*Task brief*.
Count every line below in which "that" occurs, then give only the count.

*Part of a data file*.

↓

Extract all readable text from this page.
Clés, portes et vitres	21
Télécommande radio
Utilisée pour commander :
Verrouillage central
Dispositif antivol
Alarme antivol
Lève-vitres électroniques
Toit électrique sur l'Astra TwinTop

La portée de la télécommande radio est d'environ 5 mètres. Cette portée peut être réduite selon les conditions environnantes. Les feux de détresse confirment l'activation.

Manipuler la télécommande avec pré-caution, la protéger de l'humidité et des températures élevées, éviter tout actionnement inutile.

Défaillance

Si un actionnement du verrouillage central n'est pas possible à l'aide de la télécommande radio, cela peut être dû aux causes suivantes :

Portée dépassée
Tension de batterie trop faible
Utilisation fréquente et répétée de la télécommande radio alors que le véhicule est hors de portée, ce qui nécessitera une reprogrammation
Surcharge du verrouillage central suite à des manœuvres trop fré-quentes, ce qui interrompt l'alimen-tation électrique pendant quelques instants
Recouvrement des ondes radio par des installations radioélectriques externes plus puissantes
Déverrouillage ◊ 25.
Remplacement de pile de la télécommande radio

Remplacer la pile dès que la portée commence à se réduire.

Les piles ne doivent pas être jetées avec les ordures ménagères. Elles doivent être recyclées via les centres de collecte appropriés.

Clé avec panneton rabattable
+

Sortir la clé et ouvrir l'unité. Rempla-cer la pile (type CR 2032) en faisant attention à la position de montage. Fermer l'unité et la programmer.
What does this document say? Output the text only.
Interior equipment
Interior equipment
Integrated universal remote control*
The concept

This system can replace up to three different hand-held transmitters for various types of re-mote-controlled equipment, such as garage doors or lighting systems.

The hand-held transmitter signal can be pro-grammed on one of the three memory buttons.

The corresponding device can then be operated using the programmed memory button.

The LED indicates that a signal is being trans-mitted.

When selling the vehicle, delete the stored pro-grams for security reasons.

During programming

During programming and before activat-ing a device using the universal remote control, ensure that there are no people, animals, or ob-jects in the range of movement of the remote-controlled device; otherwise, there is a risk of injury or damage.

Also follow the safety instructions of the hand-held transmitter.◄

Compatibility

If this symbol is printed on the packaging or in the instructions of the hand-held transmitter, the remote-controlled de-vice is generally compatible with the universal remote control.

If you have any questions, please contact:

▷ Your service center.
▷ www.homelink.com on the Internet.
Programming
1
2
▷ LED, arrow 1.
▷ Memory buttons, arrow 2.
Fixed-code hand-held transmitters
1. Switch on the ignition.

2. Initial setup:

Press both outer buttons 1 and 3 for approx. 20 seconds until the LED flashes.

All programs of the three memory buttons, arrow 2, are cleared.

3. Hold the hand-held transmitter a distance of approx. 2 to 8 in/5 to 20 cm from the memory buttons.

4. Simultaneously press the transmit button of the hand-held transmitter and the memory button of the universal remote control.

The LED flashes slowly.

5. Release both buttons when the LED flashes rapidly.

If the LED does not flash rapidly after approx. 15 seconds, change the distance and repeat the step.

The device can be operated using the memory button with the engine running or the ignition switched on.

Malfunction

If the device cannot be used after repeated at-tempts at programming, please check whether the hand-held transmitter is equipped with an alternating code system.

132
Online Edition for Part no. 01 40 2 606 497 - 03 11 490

↑

*Complete response*.
2